(Part of a data file)
——

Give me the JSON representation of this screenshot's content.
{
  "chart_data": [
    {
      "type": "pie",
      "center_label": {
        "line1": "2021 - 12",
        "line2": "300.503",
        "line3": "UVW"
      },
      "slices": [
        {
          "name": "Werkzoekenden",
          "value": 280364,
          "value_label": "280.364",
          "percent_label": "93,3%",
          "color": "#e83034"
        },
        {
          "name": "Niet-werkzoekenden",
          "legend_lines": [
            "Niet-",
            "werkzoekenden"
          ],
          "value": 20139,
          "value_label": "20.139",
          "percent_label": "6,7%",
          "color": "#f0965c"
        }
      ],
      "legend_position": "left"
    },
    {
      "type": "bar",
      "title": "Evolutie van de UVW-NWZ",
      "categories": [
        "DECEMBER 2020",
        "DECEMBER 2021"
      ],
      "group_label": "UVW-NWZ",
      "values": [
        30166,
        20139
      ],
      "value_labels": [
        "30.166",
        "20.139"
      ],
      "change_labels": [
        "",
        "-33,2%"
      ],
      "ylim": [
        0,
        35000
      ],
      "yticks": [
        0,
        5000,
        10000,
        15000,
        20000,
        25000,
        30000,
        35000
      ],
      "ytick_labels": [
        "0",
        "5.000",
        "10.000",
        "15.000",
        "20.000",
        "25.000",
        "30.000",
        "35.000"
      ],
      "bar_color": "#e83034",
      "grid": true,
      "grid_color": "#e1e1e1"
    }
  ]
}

——

Return all the lines that contain the string "name".

          "name": "Werkzoekenden",
          "name": "Niet-werkzoekenden",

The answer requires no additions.